(Stored records)

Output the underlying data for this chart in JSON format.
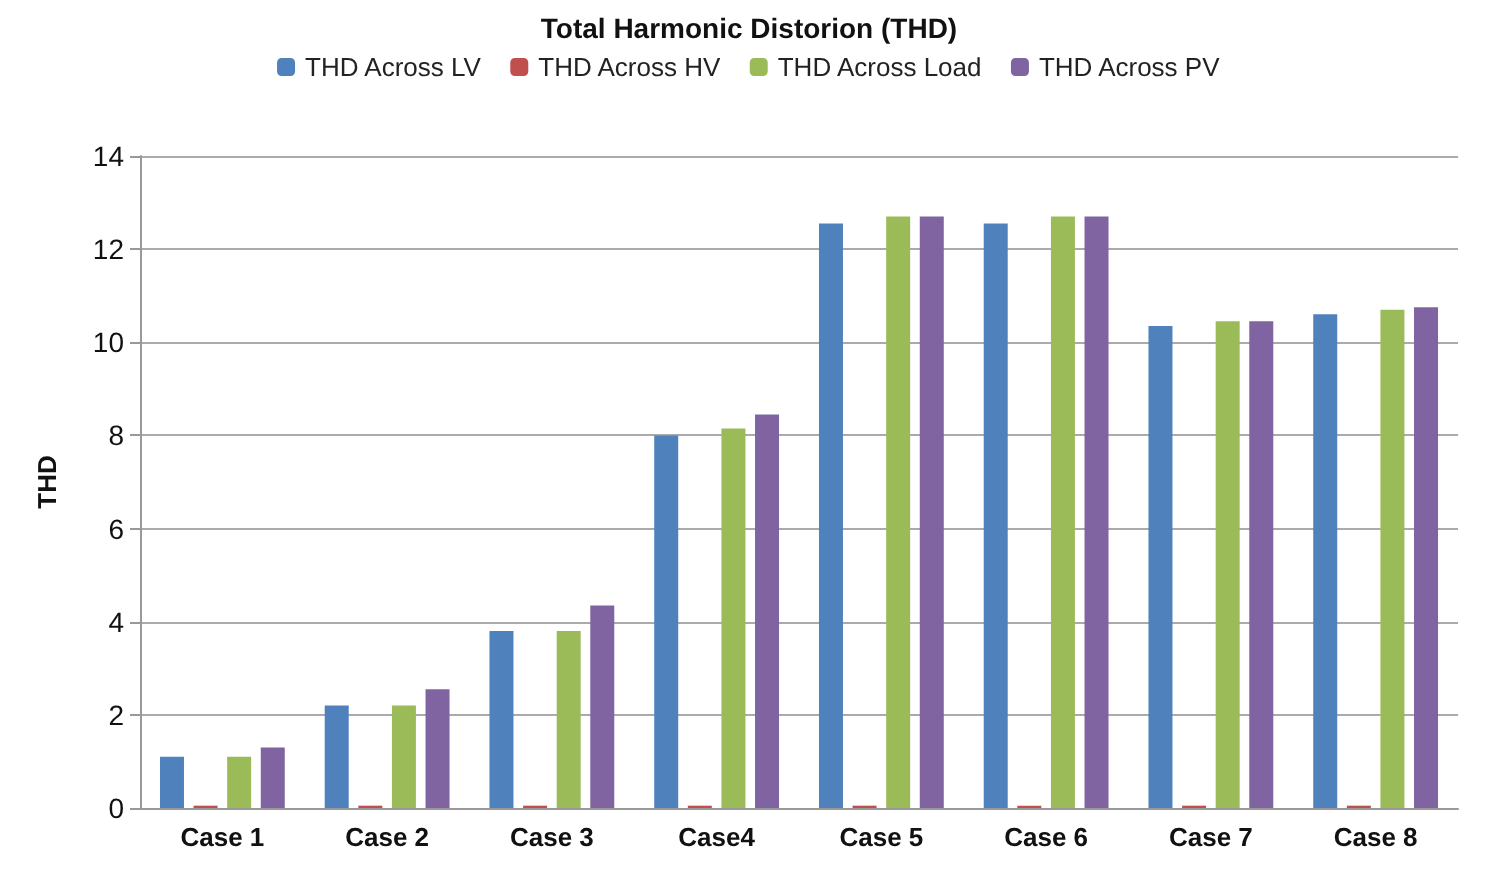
{
  "chart_data": {
    "type": "bar",
    "title": "Total Harmonic Distorion (THD)",
    "ylabel": "THD",
    "categories": [
      "Case 1",
      "Case 2",
      "Case 3",
      "Case4",
      "Case 5",
      "Case 6",
      "Case 7",
      "Case 8"
    ],
    "series": [
      {
        "name": "THD Across LV",
        "color": "#4f81bd",
        "values": [
          1.1,
          2.2,
          3.8,
          8.0,
          12.55,
          12.55,
          10.35,
          10.6
        ]
      },
      {
        "name": "THD Across HV",
        "color": "#c0504d",
        "values": [
          0.05,
          0.05,
          0.05,
          0.05,
          0.05,
          0.05,
          0.05,
          0.05
        ]
      },
      {
        "name": "THD Across Load",
        "color": "#9bbb59",
        "values": [
          1.1,
          2.2,
          3.8,
          8.15,
          12.7,
          12.7,
          10.45,
          10.7
        ]
      },
      {
        "name": "THD Across PV",
        "color": "#8064a2",
        "values": [
          1.3,
          2.55,
          4.35,
          8.45,
          12.7,
          12.7,
          10.45,
          10.75
        ]
      }
    ],
    "ylim": [
      0,
      14
    ],
    "yticks": [
      0,
      2,
      4,
      6,
      8,
      10,
      12,
      14
    ],
    "grid": "y",
    "legend": "top"
  }
}
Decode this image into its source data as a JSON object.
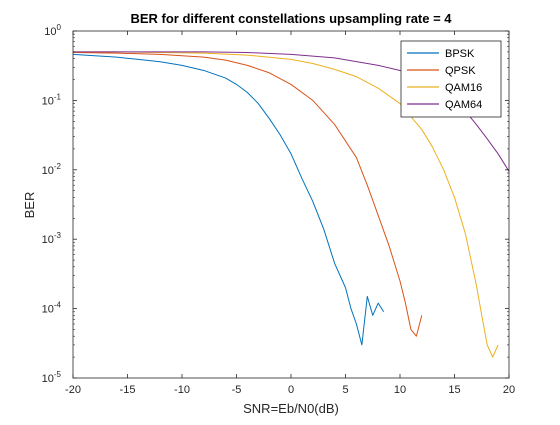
{
  "chart_data": {
    "type": "line",
    "title": "BER for different constellations upsampling rate = 4",
    "xlabel": "SNR=Eb/N0(dB)",
    "ylabel": "BER",
    "xlim": [
      -20,
      20
    ],
    "ylim": [
      1e-05,
      1
    ],
    "yscale": "log",
    "grid": false,
    "legend_position": "top-right",
    "x_ticks": [
      -20,
      -15,
      -10,
      -5,
      0,
      5,
      10,
      15,
      20
    ],
    "x_tick_labels": [
      "-20",
      "-15",
      "-10",
      "-5",
      "0",
      "5",
      "10",
      "15",
      "20"
    ],
    "y_ticks": [
      1e-05,
      0.0001,
      0.001,
      0.01,
      0.1,
      1
    ],
    "y_tick_labels": [
      {
        "base": "10",
        "exp": "-5"
      },
      {
        "base": "10",
        "exp": "-4"
      },
      {
        "base": "10",
        "exp": "-3"
      },
      {
        "base": "10",
        "exp": "-2"
      },
      {
        "base": "10",
        "exp": "-1"
      },
      {
        "base": "10",
        "exp": "0"
      }
    ],
    "series": [
      {
        "name": "BPSK",
        "color": "#0072BD",
        "x": [
          -20,
          -18,
          -16,
          -14,
          -12,
          -10,
          -8,
          -6,
          -5,
          -4,
          -3,
          -2,
          -1,
          0,
          1,
          2,
          3,
          4,
          4.5,
          5,
          5.5,
          6,
          6.5,
          7,
          7.5,
          8,
          8.5
        ],
        "y": [
          0.46,
          0.44,
          0.42,
          0.39,
          0.36,
          0.32,
          0.27,
          0.21,
          0.17,
          0.13,
          0.09,
          0.055,
          0.032,
          0.017,
          0.0075,
          0.0035,
          0.0014,
          0.00045,
          0.0003,
          0.0002,
          0.0001,
          6e-05,
          3e-05,
          0.00015,
          8e-05,
          0.00012,
          9e-05
        ]
      },
      {
        "name": "QPSK",
        "color": "#D95319",
        "x": [
          -20,
          -16,
          -12,
          -8,
          -6,
          -4,
          -2,
          0,
          2,
          4,
          6,
          7,
          8,
          9,
          10,
          10.5,
          11,
          11.5,
          12
        ],
        "y": [
          0.49,
          0.48,
          0.46,
          0.42,
          0.38,
          0.32,
          0.25,
          0.17,
          0.1,
          0.045,
          0.015,
          0.006,
          0.0022,
          0.0008,
          0.00025,
          0.00012,
          5e-05,
          4e-05,
          8e-05
        ]
      },
      {
        "name": "QAM16",
        "color": "#EDB120",
        "x": [
          -20,
          -16,
          -12,
          -8,
          -4,
          0,
          2,
          4,
          6,
          8,
          10,
          12,
          13,
          14,
          15,
          16,
          17,
          17.5,
          18,
          18.5,
          19
        ],
        "y": [
          0.5,
          0.5,
          0.49,
          0.48,
          0.45,
          0.39,
          0.34,
          0.28,
          0.22,
          0.15,
          0.09,
          0.038,
          0.021,
          0.01,
          0.004,
          0.0012,
          0.00022,
          8e-05,
          3e-05,
          2e-05,
          3e-05
        ]
      },
      {
        "name": "QAM64",
        "color": "#7E2F8E",
        "x": [
          -20,
          -16,
          -12,
          -8,
          -4,
          0,
          4,
          8,
          10,
          12,
          14,
          16,
          17,
          18,
          19,
          20
        ],
        "y": [
          0.5,
          0.5,
          0.5,
          0.5,
          0.49,
          0.46,
          0.41,
          0.32,
          0.27,
          0.2,
          0.13,
          0.07,
          0.045,
          0.028,
          0.017,
          0.0095
        ]
      }
    ]
  }
}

- **What needs to be done**:
Filter for "JSON". Return all lines that hold it.

- **Result for this exercise**:
Output the underlying data for this chart in JSON format.
Decode this image into its source data as a JSON object.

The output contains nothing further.